TASK DESCRIPTION:
Swap every "option-label" in the data below for "choice-label" and reproduce the data with nothing else changed. Omit the pictures from your answer.

— START OF DATASET —

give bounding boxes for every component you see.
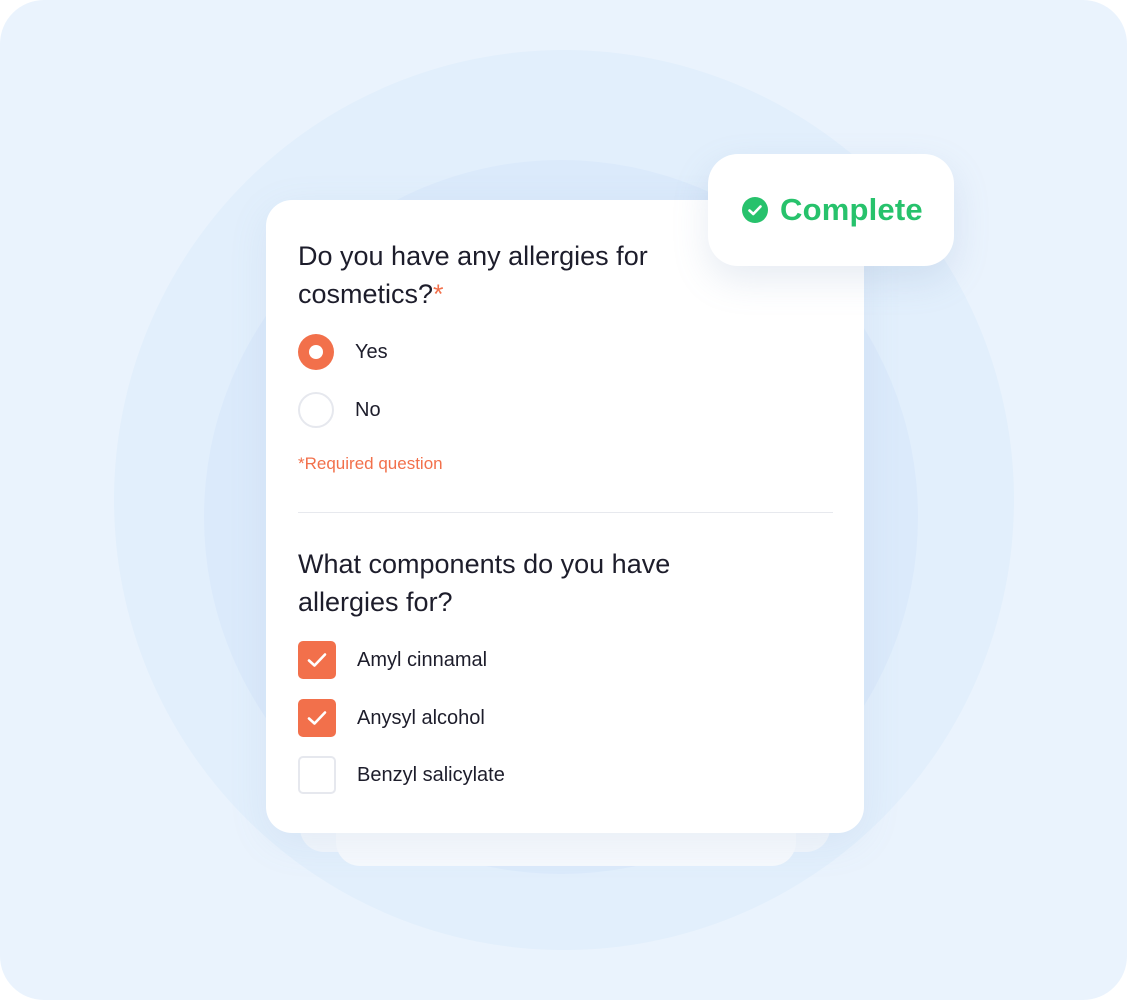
status-badge: Complete: [708, 154, 954, 266]
checkmark-icon: [307, 653, 327, 667]
question-2-title: What components do you have allergies fo…: [298, 549, 671, 617]
option-label: Benzyl salicylate: [357, 763, 505, 786]
radio-option-no[interactable]: No: [298, 391, 381, 429]
option-label: No: [355, 398, 381, 421]
option-label: Anysyl alcohol: [357, 706, 485, 729]
checkbox-checked[interactable]: [298, 641, 336, 679]
required-asterisk: *: [433, 279, 444, 309]
checkbox-option-anysyl-alcohol[interactable]: Anysyl alcohol: [298, 699, 485, 737]
background-panel: Do you have any allergies for cosmetics?…: [0, 0, 1127, 1000]
survey-card: Do you have any allergies for cosmetics?…: [266, 200, 864, 833]
checkbox-checked[interactable]: [298, 699, 336, 737]
radio-button-checked[interactable]: [298, 334, 334, 370]
section-divider: [298, 512, 833, 513]
radio-option-yes[interactable]: Yes: [298, 333, 388, 371]
checkbox-option-benzyl-salicylate[interactable]: Benzyl salicylate: [298, 756, 505, 794]
required-question-note: *Required question: [298, 454, 443, 473]
check-circle-icon: [742, 197, 768, 223]
checkmark-icon: [307, 711, 327, 725]
question-1-title: Do you have any allergies for cosmetics?…: [298, 237, 738, 313]
question-1-text: Do you have any allergies for cosmetics?: [298, 241, 648, 309]
radio-button-unchecked[interactable]: [298, 392, 334, 428]
checkbox-unchecked[interactable]: [298, 756, 336, 794]
status-badge-label: Complete: [780, 192, 923, 227]
checkbox-option-amyl-cinnamal[interactable]: Amyl cinnamal: [298, 641, 487, 679]
option-label: Yes: [355, 340, 388, 363]
option-label: Amyl cinnamal: [357, 648, 488, 671]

— END OF DATASET —

THE RESPONSE:
give bounding boxes for every component you see.
status-badge: Complete: [708, 154, 954, 266]
checkmark-icon: [307, 653, 327, 667]
question-2-title: What components do you have allergies fo…: [298, 549, 671, 617]
choice-label: Benzyl salicylate: [357, 763, 505, 786]
radio-option-no[interactable]: No: [298, 391, 381, 429]
choice-label: No: [355, 398, 381, 421]
choice-label: Anysyl alcohol: [357, 706, 485, 729]
checkbox-checked[interactable]: [298, 641, 336, 679]
required-asterisk: *: [433, 279, 444, 309]
checkbox-option-anysyl-alcohol[interactable]: Anysyl alcohol: [298, 699, 485, 737]
background-panel: Do you have any allergies for cosmetics?…: [0, 0, 1127, 1000]
survey-card: Do you have any allergies for cosmetics?…: [266, 200, 864, 833]
checkbox-checked[interactable]: [298, 699, 336, 737]
radio-button-checked[interactable]: [298, 334, 334, 370]
section-divider: [298, 512, 833, 513]
radio-option-yes[interactable]: Yes: [298, 333, 388, 371]
checkbox-option-benzyl-salicylate[interactable]: Benzyl salicylate: [298, 756, 505, 794]
required-question-note: *Required question: [298, 454, 443, 473]
check-circle-icon: [742, 197, 768, 223]
checkmark-icon: [307, 711, 327, 725]
question-1-title: Do you have any allergies for cosmetics?…: [298, 237, 738, 313]
question-1-text: Do you have any allergies for cosmetics?: [298, 241, 648, 309]
radio-button-unchecked[interactable]: [298, 392, 334, 428]
checkbox-unchecked[interactable]: [298, 756, 336, 794]
status-badge-label: Complete: [780, 192, 923, 227]
checkbox-option-amyl-cinnamal[interactable]: Amyl cinnamal: [298, 641, 487, 679]
choice-label: Yes: [355, 340, 388, 363]
choice-label: Amyl cinnamal: [357, 648, 488, 671]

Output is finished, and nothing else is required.